Set exercise:
In the article on building analytics, which three primary data storage metrics does Ezenics track?

Source text:
>> Start

The Integrity of Building Analytics

Levi Epperson

Analytics for building systems, regardless of whether the services are cloud-based or on-site solutions, should be accompanied by constant observation of the data and the analytics themselves.

 


 

Building owners are increasingly aware of and interested in analytics for their building systems and equipment. There are many different vendors available for analytics, including cloud-based and on-site solutions; both methods have merit, depending on the client’s needs. But whether a solution is on-site or cloud-based, how each vendor maintains the integrity of the data and analytics should be fully understood to ensure issues affecting the data and/or the analytics can be quickly addressed; otherwise, you have expensive software producing no results, and consequently no value.

From our experience, both data and analytics can go awry for a number of reasons, thus an important part of our operation as a company is to continuously monitor all facets of your data and analytics results to ensure quality data is stored and analytics are running and producing consistent, accurate results. It is important to note that issues can also be caused by the analytics provider, such as faulty mapping of the data or a processing failure of a specific analytic, making it even more important to ensure that the data storage and analytics are consistently monitored.

Starting with the data, numerous issues can occur that will trigger an alert in one or more of three data storage metrics that Ezenics tracks. The three primary data storage metrics utilized are last record, frequency, and data errors. Last record shows the last time data has been stored, and there are thresholds in place to alert in case the period of time between records is too long. Frequency is a measure of how often we receive data for each data point. The ideal frequency is at one minute, meaning data is stored for each data point once per minute. Similarly, there are thresholds in place to ensure the ideal frequency, with some tolerance, is being met. If either of these metrics exceed the set thresholds, the quality of the analytics will decrease because of a lack of data and/or low resolution.

>> End

Data shown:

>> Start

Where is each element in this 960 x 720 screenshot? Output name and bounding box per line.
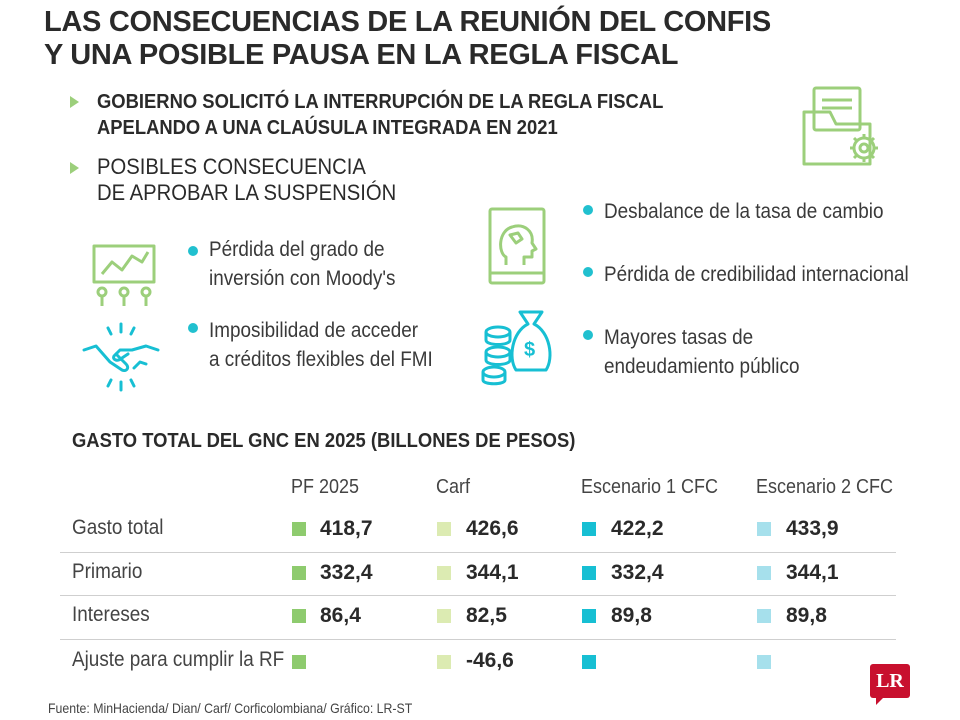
title-line-2: Y UNA POSIBLE PAUSA EN LA REGLA FISCAL <box>44 39 679 71</box>
column-header-pf2025: PF 2025 <box>291 476 360 498</box>
swatch-carf <box>437 609 451 623</box>
swatch-escenario-2 <box>757 566 771 580</box>
bullet-dot <box>583 267 593 277</box>
row-label-gasto-total: Gasto total <box>72 516 164 539</box>
source-note: Fuente: MinHacienda/ Dian/ Carf/ Corfico… <box>48 700 413 716</box>
cell-intereses-carf: 82,5 <box>466 604 507 627</box>
swatch-carf <box>437 566 451 580</box>
cell-intereses-escenario-2: 89,8 <box>786 604 827 627</box>
consequence-moodys: Pérdida del grado de inversión con Moody… <box>209 235 395 293</box>
cell-intereses-pf2025: 86,4 <box>320 604 361 627</box>
swatch-escenario-1 <box>582 609 596 623</box>
row-divider <box>60 595 896 596</box>
bullet-dot <box>188 323 198 333</box>
title-line-1: LAS CONSECUENCIAS DE LA REUNIÓN DEL CONF… <box>44 6 771 38</box>
cell-primario-carf: 344,1 <box>466 561 519 584</box>
cell-gasto-total-escenario-2: 433,9 <box>786 517 839 540</box>
swatch-escenario-2 <box>757 522 771 536</box>
swatch-carf <box>437 655 451 669</box>
table-title: GASTO TOTAL DEL GNC EN 2025 (BILLONES DE… <box>72 430 576 452</box>
consequence-debt-rates: Mayores tasas de endeudamiento público <box>604 323 799 381</box>
highlight-consequences: POSIBLES CONSECUENCIA DE APROBAR LA SUSP… <box>97 154 396 206</box>
cell-gasto-total-pf2025: 418,7 <box>320 517 373 540</box>
row-label-primario: Primario <box>72 560 143 583</box>
column-header-escenario-2: Escenario 2 CFC <box>756 476 894 498</box>
row-label-ajuste: Ajuste para cumplir la RF <box>72 648 285 671</box>
consequence-fmi: Imposibilidad de acceder a créditos flex… <box>209 316 433 374</box>
cell-primario-escenario-2: 344,1 <box>786 561 839 584</box>
highlight-consequences-line-2: DE APROBAR LA SUSPENSIÓN <box>97 180 397 205</box>
cell-primario-escenario-1: 332,4 <box>611 561 664 584</box>
consequence-fmi-line-2: a créditos flexibles del FMI <box>209 348 433 371</box>
page-title: LAS CONSECUENCIAS DE LA REUNIÓN DEL CONF… <box>44 6 771 72</box>
handshake-icon <box>82 322 160 392</box>
swatch-pf2025 <box>292 522 306 536</box>
arrow-icon <box>70 96 79 108</box>
bullet-dot <box>583 330 593 340</box>
swatch-pf2025 <box>292 655 306 669</box>
highlight-request-line-2: APELANDO A UNA CLAÚSULA INTEGRADA EN 202… <box>97 117 558 139</box>
consequence-debt-rates-line-2: endeudamiento público <box>604 355 800 378</box>
swatch-pf2025 <box>292 566 306 580</box>
consequence-exchange-rate: Desbalance de la tasa de cambio <box>604 197 883 226</box>
consequence-fmi-line-1: Imposibilidad de acceder <box>209 319 419 342</box>
consequence-exchange-rate-line-1: Desbalance de la tasa de cambio <box>604 200 884 223</box>
highlight-request-line-1: GOBIERNO SOLICITÓ LA INTERRUPCIÓN DE LA … <box>97 91 664 113</box>
column-header-carf: Carf <box>436 476 471 498</box>
cell-intereses-escenario-1: 89,8 <box>611 604 652 627</box>
folder-gear-icon <box>802 86 878 166</box>
consequence-moodys-line-2: inversión con Moody's <box>209 267 396 290</box>
consequence-credibility: Pérdida de credibilidad internacional <box>604 260 909 289</box>
money-bag-coins-icon: $ <box>481 310 552 386</box>
row-divider <box>60 552 896 553</box>
cell-ajuste-carf: -46,6 <box>466 649 514 672</box>
row-label-intereses: Intereses <box>72 603 150 626</box>
swatch-escenario-1 <box>582 655 596 669</box>
swatch-escenario-2 <box>757 655 771 669</box>
bullet-dot <box>188 246 198 256</box>
lr-logo-tail <box>876 697 884 705</box>
highlight-consequences-line-1: POSIBLES CONSECUENCIA <box>97 154 366 179</box>
arrow-icon <box>70 162 79 174</box>
column-header-escenario-1: Escenario 1 CFC <box>581 476 719 498</box>
consequence-debt-rates-line-1: Mayores tasas de <box>604 326 754 349</box>
consequence-credibility-line-1: Pérdida de credibilidad internacional <box>604 263 909 286</box>
swatch-escenario-1 <box>582 522 596 536</box>
consequence-moodys-line-1: Pérdida del grado de <box>209 238 385 261</box>
swatch-escenario-1 <box>582 566 596 580</box>
swatch-escenario-2 <box>757 609 771 623</box>
head-book-icon <box>488 207 546 285</box>
bullet-dot <box>583 205 593 215</box>
cell-gasto-total-escenario-1: 422,2 <box>611 517 664 540</box>
cell-gasto-total-carf: 426,6 <box>466 517 519 540</box>
cell-primario-pf2025: 332,4 <box>320 561 373 584</box>
row-divider <box>60 639 896 640</box>
swatch-pf2025 <box>292 609 306 623</box>
swatch-carf <box>437 522 451 536</box>
svg-text:$: $ <box>524 339 535 361</box>
chart-presentation-icon <box>92 244 156 306</box>
highlight-request: GOBIERNO SOLICITÓ LA INTERRUPCIÓN DE LA … <box>97 89 663 141</box>
lr-logo: LR <box>870 664 910 698</box>
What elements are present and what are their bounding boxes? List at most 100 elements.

>> End

Exercise answer:
Last record, frequency, and data errors.